◆ Problems to solve:
(A) In the passage on company values below, explain why values lose credibility, in one to three sentences.
(B) Decide whether each statement agrees with the passage on company values below, answering yes or no and quoting the deciding words: (i) Most company values are operational. (ii) You can see someone listen without interrupting. (iii) Ten people asked what "Integrity" means will give the same answer.
(C) In the passage on company values below, what can you see in place of Innovation?

◆ Extract to read:
▬▬▬▬▬▬▬▬▬▬

The truth is, most company values are aspirational, not operational. They describe what leaders hope people believe, not what employees actually do.


If you ask ten people what “Integrity” means, you’ll get ten different answers. 


For one person, it means honesty. For another, accountability. For someone else, keeping promises. So everyone uses the same words, but behaves differently. That’s how values lose credibility.


When values become slogans instead of systems, they stop shaping culture.


Why Values Written as Nouns Don’t Work


Values like Respect or Collaboration sound noble, but they fail a simple test: can you see them?


You can’t see Integrity, but you can see someone admit a mistake in a meeting.


You can’t see Innovation, but you can see someone suggest a new process that saves time.


You can’t see Respect, but you can see someone listen without interrupting.


That’s the gap.

▬▬▬▬▬▬▬▬▬▬

◆ Raw data:
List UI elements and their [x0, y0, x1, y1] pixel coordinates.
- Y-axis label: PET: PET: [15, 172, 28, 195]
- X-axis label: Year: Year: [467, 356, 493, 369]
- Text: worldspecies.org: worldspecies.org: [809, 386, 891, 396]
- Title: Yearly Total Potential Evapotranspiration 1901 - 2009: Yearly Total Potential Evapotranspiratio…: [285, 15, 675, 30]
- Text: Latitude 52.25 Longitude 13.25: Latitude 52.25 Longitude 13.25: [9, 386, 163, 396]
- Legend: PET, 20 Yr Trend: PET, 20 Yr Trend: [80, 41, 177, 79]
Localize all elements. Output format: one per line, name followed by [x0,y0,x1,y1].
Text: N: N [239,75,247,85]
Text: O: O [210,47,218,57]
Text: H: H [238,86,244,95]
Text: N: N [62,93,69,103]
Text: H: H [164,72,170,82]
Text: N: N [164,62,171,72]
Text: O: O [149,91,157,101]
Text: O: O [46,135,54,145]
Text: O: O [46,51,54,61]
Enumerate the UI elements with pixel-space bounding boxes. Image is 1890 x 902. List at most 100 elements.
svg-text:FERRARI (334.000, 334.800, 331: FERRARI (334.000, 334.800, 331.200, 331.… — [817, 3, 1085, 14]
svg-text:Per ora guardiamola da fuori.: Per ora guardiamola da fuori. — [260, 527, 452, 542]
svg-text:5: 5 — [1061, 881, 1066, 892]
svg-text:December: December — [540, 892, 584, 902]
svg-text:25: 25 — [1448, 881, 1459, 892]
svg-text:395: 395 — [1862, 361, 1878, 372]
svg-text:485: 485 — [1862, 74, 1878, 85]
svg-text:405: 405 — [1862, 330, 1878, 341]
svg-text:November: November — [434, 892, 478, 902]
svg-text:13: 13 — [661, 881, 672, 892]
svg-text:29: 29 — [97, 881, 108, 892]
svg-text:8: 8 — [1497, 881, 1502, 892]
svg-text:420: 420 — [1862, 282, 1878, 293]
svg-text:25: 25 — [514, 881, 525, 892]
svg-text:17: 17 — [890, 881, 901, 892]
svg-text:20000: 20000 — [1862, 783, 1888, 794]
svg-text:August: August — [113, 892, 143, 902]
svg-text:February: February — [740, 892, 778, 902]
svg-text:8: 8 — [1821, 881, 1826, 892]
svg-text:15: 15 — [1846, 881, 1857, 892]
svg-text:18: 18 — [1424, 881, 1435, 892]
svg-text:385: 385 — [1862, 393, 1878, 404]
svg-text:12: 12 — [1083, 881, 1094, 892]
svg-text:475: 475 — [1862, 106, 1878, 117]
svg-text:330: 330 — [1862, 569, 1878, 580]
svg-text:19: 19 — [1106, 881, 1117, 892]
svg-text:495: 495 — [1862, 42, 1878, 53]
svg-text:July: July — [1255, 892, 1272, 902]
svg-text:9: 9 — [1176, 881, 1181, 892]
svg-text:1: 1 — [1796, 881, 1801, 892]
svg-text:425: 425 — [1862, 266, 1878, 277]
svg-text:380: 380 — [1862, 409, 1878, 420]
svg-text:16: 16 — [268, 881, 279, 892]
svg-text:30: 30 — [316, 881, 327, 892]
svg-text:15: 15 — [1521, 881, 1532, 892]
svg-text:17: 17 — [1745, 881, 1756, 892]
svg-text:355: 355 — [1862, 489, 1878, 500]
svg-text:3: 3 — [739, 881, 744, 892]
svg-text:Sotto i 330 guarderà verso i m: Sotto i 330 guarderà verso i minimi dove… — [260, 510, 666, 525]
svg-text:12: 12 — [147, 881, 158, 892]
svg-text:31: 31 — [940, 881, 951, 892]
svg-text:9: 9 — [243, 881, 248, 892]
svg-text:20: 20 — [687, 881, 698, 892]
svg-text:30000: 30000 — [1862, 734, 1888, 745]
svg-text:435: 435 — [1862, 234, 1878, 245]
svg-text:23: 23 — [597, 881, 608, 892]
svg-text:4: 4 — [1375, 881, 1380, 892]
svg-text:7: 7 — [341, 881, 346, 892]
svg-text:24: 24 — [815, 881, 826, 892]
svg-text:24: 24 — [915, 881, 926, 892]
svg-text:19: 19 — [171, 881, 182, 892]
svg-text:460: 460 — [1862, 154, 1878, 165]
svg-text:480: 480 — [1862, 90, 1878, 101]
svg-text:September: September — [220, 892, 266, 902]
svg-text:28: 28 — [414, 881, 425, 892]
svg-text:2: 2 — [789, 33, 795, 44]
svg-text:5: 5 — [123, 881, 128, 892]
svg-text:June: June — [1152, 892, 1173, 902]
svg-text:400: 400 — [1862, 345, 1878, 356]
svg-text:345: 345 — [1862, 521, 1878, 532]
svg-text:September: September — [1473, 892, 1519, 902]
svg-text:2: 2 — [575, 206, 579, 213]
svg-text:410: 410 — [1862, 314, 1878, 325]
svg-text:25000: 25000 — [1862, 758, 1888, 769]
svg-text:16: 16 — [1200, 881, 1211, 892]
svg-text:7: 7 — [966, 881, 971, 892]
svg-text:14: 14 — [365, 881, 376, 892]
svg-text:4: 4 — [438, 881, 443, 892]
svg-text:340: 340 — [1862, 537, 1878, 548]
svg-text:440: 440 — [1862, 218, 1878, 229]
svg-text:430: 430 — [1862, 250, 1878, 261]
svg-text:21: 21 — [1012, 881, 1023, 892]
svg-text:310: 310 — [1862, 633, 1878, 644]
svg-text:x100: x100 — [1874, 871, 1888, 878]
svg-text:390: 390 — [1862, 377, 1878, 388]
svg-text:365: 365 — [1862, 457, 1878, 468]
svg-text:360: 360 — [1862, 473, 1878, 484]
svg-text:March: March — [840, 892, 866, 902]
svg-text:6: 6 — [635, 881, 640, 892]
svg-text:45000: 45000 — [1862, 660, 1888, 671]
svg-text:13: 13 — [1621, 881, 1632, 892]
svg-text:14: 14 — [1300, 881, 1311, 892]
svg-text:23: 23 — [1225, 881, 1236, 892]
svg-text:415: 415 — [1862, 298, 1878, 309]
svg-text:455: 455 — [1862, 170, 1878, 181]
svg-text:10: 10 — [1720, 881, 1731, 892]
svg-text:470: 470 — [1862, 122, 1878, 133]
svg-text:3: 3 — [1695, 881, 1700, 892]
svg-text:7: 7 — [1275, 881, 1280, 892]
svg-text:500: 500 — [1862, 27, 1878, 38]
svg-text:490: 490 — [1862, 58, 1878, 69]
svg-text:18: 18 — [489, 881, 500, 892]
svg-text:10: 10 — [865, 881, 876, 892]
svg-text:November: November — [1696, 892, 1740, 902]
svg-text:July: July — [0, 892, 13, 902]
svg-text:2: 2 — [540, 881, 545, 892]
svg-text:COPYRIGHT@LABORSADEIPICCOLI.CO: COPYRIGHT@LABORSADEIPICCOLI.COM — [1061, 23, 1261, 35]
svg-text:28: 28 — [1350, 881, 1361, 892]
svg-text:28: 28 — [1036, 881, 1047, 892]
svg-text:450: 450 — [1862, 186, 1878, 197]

▬▬▬▬▬▬▬▬▬▬

◆ Problem solutions:
(A) A word like "Integrity" means different things to different people: honesty to one, accountability to another, keeping promises to someone else. So everyone uses the same words but behaves differently, and that is how values lose credibility.

(B)
(i) No: "most company values are aspirational, not operational."
(ii) Yes: "you can see someone listen without interrupting."
(iii) No: "you’ll get ten different answers."

(C) Someone suggesting a new process that saves time.